# Task goal
Reproduce the data that follows in its entirety, character for character.

Data entries:

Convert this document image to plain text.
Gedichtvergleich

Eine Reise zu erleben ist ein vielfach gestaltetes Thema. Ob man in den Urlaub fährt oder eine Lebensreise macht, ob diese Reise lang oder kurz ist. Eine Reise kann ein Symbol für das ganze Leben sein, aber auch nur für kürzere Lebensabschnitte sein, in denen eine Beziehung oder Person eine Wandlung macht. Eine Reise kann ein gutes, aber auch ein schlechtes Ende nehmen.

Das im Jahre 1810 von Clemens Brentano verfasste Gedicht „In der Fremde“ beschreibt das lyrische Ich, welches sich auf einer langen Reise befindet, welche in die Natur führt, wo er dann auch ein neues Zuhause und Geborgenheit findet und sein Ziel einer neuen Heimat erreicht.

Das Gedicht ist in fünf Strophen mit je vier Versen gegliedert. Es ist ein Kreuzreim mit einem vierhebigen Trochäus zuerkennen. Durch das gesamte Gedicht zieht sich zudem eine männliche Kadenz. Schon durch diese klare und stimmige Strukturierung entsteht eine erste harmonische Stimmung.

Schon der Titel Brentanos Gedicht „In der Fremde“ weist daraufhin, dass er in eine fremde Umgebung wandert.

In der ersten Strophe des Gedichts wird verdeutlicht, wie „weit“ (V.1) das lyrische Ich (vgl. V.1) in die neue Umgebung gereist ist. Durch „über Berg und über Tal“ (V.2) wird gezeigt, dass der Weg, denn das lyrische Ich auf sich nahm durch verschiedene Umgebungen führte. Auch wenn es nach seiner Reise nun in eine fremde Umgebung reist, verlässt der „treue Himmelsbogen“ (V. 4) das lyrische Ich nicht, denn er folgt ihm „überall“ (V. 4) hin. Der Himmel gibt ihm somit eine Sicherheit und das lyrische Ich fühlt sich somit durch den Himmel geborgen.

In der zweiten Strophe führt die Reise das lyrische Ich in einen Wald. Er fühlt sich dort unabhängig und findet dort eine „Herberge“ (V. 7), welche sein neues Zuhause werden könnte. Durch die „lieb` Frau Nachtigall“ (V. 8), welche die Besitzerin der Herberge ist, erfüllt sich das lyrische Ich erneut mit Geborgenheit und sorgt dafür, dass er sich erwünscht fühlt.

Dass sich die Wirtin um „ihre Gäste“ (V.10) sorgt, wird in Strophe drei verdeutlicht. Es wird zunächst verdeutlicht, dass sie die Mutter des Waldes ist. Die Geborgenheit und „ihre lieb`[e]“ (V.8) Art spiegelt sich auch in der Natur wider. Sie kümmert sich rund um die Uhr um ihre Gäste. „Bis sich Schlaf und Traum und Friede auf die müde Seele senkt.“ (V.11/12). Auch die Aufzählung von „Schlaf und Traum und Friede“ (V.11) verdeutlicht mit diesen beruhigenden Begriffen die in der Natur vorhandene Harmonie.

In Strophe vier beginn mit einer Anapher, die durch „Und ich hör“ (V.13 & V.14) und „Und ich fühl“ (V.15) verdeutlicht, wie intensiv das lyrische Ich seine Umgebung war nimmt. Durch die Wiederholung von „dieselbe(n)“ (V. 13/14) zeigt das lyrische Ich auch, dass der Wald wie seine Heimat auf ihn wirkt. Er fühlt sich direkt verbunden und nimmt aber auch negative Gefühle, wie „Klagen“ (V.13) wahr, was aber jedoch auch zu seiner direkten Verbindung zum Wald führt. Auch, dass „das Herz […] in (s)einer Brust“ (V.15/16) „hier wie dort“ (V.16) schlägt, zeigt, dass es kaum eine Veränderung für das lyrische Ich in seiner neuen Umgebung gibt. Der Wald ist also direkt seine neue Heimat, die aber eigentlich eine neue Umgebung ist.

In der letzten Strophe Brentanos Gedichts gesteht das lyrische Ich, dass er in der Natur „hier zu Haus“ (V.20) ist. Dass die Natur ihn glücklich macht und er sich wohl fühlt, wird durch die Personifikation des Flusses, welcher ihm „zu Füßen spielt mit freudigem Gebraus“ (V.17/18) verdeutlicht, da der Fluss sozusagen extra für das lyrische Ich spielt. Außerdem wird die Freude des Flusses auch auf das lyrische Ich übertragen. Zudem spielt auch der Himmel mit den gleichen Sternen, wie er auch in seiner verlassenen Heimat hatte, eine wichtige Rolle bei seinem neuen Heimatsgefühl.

# Worked answer
Convert this document image to plain text.
Gedichtvergleich

Eine Reise zu erleben ist ein vielfach gestaltetes Thema. Ob man in den Urlaub fährt oder eine Lebensreise macht, ob diese Reise lang oder kurz ist. Eine Reise kann ein Symbol für das ganze Leben sein, aber auch nur für kürzere Lebensabschnitte sein, in denen eine Beziehung oder Person eine Wandlung macht. Eine Reise kann ein gutes, aber auch ein schlechtes Ende nehmen.

Das im Jahre 1810 von Clemens Brentano verfasste Gedicht „In der Fremde“ beschreibt das lyrische Ich, welches sich auf einer langen Reise befindet, welche in die Natur führt, wo er dann auch ein neues Zuhause und Geborgenheit findet und sein Ziel einer neuen Heimat erreicht.

Das Gedicht ist in fünf Strophen mit je vier Versen gegliedert. Es ist ein Kreuzreim mit einem vierhebigen Trochäus zuerkennen. Durch das gesamte Gedicht zieht sich zudem eine männliche Kadenz. Schon durch diese klare und stimmige Strukturierung entsteht eine erste harmonische Stimmung.

Schon der Titel Brentanos Gedicht „In der Fremde“ weist daraufhin, dass er in eine fremde Umgebung wandert.

In der ersten Strophe des Gedichts wird verdeutlicht, wie „weit“ (V.1) das lyrische Ich (vgl. V.1) in die neue Umgebung gereist ist. Durch „über Berg und über Tal“ (V.2) wird gezeigt, dass der Weg, denn das lyrische Ich auf sich nahm durch verschiedene Umgebungen führte. Auch wenn es nach seiner Reise nun in eine fremde Umgebung reist, verlässt der „treue Himmelsbogen“ (V. 4) das lyrische Ich nicht, denn er folgt ihm „überall“ (V. 4) hin. Der Himmel gibt ihm somit eine Sicherheit und das lyrische Ich fühlt sich somit durch den Himmel geborgen.

In der zweiten Strophe führt die Reise das lyrische Ich in einen Wald. Er fühlt sich dort unabhängig und findet dort eine „Herberge“ (V. 7), welche sein neues Zuhause werden könnte. Durch die „lieb` Frau Nachtigall“ (V. 8), welche die Besitzerin der Herberge ist, erfüllt sich das lyrische Ich erneut mit Geborgenheit und sorgt dafür, dass er sich erwünscht fühlt.

Dass sich die Wirtin um „ihre Gäste“ (V.10) sorgt, wird in Strophe drei verdeutlicht. Es wird zunächst verdeutlicht, dass sie die Mutter des Waldes ist. Die Geborgenheit und „ihre lieb`[e]“ (V.8) Art spiegelt sich auch in der Natur wider. Sie kümmert sich rund um die Uhr um ihre Gäste. „Bis sich Schlaf und Traum und Friede auf die müde Seele senkt.“ (V.11/12). Auch die Aufzählung von „Schlaf und Traum und Friede“ (V.11) verdeutlicht mit diesen beruhigenden Begriffen die in der Natur vorhandene Harmonie.

In Strophe vier beginn mit einer Anapher, die durch „Und ich hör“ (V.13 & V.14) und „Und ich fühl“ (V.15) verdeutlicht, wie intensiv das lyrische Ich seine Umgebung war nimmt. Durch die Wiederholung von „dieselbe(n)“ (V. 13/14) zeigt das lyrische Ich auch, dass der Wald wie seine Heimat auf ihn wirkt. Er fühlt sich direkt verbunden und nimmt aber auch negative Gefühle, wie „Klagen“ (V.13) wahr, was aber jedoch auch zu seiner direkten Verbindung zum Wald führt. Auch, dass „das Herz […] in (s)einer Brust“ (V.15/16) „hier wie dort“ (V.16) schlägt, zeigt, dass es kaum eine Veränderung für das lyrische Ich in seiner neuen Umgebung gibt. Der Wald ist also direkt seine neue Heimat, die aber eigentlich eine neue Umgebung ist.

In der letzten Strophe Brentanos Gedichts gesteht das lyrische Ich, dass er in der Natur „hier zu Haus“ (V.20) ist. Dass die Natur ihn glücklich macht und er sich wohl fühlt, wird durch die Personifikation des Flusses, welcher ihm „zu Füßen spielt mit freudigem Gebraus“ (V.17/18) verdeutlicht, da der Fluss sozusagen extra für das lyrische Ich spielt. Außerdem wird die Freude des Flusses auch auf das lyrische Ich übertragen. Zudem spielt auch der Himmel mit den gleichen Sternen, wie er auch in seiner verlassenen Heimat hatte, eine wichtige Rolle bei seinem neuen Heimatsgefühl.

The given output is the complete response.